Task statement: Repeat the listing in full, word for word.

--- start The input ---

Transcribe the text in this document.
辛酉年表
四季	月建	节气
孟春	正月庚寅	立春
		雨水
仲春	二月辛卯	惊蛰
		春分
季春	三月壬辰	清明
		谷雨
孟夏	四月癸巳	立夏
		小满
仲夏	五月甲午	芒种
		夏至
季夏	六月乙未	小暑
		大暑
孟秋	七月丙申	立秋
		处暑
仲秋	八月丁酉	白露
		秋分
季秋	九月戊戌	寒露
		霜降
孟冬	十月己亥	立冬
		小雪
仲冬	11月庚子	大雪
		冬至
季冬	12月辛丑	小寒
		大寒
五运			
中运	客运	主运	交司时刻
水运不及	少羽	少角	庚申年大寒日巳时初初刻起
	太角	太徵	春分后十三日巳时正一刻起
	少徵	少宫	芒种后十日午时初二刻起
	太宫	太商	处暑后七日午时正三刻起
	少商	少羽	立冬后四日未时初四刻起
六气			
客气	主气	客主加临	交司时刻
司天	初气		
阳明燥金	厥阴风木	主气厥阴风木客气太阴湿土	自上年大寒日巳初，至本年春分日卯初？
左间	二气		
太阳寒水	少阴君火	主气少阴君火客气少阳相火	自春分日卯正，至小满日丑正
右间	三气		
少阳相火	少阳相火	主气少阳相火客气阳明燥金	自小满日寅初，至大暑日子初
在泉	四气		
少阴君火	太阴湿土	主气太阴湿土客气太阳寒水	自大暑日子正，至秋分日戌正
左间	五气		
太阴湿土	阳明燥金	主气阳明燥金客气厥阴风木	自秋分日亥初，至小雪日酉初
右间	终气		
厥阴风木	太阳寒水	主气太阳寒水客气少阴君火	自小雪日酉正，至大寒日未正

--- end The input ---

Exercise response:
Transcribe the text in this document.
辛酉年表
四季	月建	节气
孟春	正月庚寅	立春
		雨水
仲春	二月辛卯	惊蛰
		春分
季春	三月壬辰	清明
		谷雨
孟夏	四月癸巳	立夏
		小满
仲夏	五月甲午	芒种
		夏至
季夏	六月乙未	小暑
		大暑
孟秋	七月丙申	立秋
		处暑
仲秋	八月丁酉	白露
		秋分
季秋	九月戊戌	寒露
		霜降
孟冬	十月己亥	立冬
		小雪
仲冬	11月庚子	大雪
		冬至
季冬	12月辛丑	小寒
		大寒
五运			
中运	客运	主运	交司时刻
水运不及	少羽	少角	庚申年大寒日巳时初初刻起
	太角	太徵	春分后十三日巳时正一刻起
	少徵	少宫	芒种后十日午时初二刻起
	太宫	太商	处暑后七日午时正三刻起
	少商	少羽	立冬后四日未时初四刻起
六气			
客气	主气	客主加临	交司时刻
司天	初气		
阳明燥金	厥阴风木	主气厥阴风木客气太阴湿土	自上年大寒日巳初，至本年春分日卯初？
左间	二气		
太阳寒水	少阴君火	主气少阴君火客气少阳相火	自春分日卯正，至小满日丑正
右间	三气		
少阳相火	少阳相火	主气少阳相火客气阳明燥金	自小满日寅初，至大暑日子初
在泉	四气		
少阴君火	太阴湿土	主气太阴湿土客气太阳寒水	自大暑日子正，至秋分日戌正
左间	五气		
太阴湿土	阳明燥金	主气阳明燥金客气厥阴风木	自秋分日亥初，至小雪日酉初
右间	终气		
厥阴风木	太阳寒水	主气太阳寒水客气少阴君火	自小雪日酉正，至大寒日未正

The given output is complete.